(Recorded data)
◇ ◇ ◇

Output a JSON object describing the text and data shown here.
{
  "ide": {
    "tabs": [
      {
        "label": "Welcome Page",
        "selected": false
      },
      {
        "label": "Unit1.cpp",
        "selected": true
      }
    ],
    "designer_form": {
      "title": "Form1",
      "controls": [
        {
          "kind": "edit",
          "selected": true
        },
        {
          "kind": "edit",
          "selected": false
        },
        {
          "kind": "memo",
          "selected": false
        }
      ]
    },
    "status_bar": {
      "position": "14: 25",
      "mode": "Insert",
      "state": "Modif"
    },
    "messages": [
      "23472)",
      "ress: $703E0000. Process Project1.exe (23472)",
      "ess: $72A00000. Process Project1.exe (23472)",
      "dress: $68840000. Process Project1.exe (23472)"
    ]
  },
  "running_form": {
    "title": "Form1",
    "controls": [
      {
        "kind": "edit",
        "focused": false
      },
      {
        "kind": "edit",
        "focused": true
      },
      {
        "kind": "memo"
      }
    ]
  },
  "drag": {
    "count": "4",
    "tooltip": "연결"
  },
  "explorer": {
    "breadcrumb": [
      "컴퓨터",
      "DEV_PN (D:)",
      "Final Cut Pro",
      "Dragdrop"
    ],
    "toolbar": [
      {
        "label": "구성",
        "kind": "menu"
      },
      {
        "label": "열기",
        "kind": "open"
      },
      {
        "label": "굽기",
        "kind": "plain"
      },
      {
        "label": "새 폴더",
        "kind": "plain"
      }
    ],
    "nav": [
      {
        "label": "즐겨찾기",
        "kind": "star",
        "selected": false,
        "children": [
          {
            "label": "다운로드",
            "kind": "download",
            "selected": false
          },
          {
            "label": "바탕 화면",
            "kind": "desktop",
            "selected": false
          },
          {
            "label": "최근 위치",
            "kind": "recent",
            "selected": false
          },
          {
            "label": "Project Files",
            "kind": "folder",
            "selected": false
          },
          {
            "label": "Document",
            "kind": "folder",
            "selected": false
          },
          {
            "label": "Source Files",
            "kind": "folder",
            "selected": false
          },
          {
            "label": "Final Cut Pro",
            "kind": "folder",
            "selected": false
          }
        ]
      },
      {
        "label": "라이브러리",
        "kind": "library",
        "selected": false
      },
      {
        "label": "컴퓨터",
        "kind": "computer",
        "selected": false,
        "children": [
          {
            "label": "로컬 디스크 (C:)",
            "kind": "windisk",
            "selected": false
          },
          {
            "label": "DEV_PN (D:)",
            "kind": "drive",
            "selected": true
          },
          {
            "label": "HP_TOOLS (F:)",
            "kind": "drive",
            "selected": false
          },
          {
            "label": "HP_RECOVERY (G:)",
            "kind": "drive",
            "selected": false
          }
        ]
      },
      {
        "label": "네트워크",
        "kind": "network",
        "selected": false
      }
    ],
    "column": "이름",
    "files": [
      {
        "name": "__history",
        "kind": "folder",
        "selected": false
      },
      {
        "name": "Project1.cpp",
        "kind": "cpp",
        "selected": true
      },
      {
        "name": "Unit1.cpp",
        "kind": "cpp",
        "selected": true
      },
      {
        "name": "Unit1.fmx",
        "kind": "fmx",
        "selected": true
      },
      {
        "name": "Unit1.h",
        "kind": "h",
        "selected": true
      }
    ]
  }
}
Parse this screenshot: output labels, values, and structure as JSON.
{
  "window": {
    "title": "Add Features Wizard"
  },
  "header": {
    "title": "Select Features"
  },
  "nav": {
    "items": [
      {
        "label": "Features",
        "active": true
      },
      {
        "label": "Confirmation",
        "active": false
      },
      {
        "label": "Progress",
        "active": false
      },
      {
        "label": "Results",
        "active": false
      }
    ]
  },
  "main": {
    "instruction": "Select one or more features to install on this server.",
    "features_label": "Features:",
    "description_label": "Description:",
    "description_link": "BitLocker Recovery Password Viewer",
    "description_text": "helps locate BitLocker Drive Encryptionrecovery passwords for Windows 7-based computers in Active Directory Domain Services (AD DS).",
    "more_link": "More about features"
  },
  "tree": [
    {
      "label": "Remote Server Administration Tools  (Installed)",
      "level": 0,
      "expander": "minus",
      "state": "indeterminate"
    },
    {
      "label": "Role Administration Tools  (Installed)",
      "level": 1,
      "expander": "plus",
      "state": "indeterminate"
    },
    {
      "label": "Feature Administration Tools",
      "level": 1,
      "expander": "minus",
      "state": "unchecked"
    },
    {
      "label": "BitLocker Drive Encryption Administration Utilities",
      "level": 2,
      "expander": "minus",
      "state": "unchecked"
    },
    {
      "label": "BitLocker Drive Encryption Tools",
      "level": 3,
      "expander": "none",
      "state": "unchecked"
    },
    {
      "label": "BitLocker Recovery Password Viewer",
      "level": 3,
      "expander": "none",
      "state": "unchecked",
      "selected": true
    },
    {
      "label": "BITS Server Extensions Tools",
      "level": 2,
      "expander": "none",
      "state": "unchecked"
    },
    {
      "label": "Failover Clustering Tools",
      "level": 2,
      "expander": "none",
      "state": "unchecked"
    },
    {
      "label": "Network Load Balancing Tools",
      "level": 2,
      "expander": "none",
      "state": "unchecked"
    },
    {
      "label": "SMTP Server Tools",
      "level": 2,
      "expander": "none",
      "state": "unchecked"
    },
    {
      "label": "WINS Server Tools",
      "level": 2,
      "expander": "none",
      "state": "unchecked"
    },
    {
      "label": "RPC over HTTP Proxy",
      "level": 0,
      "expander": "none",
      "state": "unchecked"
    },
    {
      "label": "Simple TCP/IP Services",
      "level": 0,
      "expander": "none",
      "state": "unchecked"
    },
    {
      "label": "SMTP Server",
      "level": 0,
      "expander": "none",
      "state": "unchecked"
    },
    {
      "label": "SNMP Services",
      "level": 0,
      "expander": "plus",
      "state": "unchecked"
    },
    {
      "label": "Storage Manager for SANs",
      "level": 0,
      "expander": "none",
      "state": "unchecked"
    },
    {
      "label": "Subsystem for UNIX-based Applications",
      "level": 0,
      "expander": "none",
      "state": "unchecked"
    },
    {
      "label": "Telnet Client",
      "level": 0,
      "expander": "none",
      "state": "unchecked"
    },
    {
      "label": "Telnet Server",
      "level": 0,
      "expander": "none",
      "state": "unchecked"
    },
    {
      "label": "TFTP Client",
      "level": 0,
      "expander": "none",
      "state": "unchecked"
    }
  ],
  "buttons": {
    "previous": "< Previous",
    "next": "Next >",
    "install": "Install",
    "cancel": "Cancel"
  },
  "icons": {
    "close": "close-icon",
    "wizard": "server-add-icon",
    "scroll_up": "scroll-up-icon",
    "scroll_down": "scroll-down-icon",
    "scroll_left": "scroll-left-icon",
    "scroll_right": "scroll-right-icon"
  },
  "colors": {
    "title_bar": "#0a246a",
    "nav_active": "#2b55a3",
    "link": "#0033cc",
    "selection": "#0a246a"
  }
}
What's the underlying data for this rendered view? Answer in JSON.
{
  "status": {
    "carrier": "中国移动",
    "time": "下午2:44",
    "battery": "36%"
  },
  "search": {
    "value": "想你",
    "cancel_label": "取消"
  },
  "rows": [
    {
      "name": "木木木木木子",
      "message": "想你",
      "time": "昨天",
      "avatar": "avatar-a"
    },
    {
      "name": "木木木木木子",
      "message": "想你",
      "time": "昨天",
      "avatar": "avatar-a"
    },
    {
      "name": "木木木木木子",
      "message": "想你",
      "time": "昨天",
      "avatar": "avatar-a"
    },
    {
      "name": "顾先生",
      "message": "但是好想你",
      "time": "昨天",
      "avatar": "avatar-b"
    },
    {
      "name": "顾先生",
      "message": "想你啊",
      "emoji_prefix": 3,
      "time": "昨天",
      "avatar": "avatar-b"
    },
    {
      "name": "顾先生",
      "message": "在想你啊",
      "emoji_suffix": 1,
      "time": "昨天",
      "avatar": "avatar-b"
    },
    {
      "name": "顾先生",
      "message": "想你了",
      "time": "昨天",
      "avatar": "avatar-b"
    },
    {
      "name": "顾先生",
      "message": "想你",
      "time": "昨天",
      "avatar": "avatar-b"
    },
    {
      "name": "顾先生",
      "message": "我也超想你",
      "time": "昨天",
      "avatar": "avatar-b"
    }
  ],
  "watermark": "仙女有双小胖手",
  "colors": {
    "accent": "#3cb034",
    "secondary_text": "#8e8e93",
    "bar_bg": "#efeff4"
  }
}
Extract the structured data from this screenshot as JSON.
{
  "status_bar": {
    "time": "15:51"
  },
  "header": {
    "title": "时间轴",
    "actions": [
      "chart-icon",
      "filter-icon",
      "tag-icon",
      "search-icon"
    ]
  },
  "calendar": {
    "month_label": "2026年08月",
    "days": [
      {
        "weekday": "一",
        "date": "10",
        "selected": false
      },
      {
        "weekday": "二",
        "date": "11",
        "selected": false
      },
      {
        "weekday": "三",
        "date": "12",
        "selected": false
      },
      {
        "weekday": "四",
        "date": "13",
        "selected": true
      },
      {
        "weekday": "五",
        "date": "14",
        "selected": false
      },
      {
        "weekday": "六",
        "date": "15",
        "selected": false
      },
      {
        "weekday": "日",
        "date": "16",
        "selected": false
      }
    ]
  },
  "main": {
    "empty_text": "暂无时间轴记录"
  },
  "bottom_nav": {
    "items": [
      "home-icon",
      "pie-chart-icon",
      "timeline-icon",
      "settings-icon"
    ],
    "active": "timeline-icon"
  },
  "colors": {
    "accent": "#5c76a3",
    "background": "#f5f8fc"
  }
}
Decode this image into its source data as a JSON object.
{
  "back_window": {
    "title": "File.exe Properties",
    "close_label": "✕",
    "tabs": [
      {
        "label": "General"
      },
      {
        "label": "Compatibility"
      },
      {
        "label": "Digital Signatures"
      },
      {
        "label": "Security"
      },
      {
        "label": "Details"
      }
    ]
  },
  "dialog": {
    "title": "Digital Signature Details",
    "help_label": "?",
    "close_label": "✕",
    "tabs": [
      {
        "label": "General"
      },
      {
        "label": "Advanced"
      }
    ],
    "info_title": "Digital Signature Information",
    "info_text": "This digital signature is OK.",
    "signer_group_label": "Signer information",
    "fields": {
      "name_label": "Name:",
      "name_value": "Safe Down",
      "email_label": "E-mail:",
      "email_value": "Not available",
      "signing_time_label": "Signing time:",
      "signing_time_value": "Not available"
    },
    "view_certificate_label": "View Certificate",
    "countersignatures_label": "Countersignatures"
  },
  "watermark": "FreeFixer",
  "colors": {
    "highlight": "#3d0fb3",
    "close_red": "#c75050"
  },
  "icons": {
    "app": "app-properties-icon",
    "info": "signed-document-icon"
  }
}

◇ ◇ ◇

**Task description:** Pull out all lines from the entries above in which the word "Process" appears.

**Solution to this exercise:**
      "ress: $703E0000. Process Project1.exe (23472)",
      "ess: $72A00000. Process Project1.exe (23472)",
      "dress: $68840000. Process Project1.exe (23472)"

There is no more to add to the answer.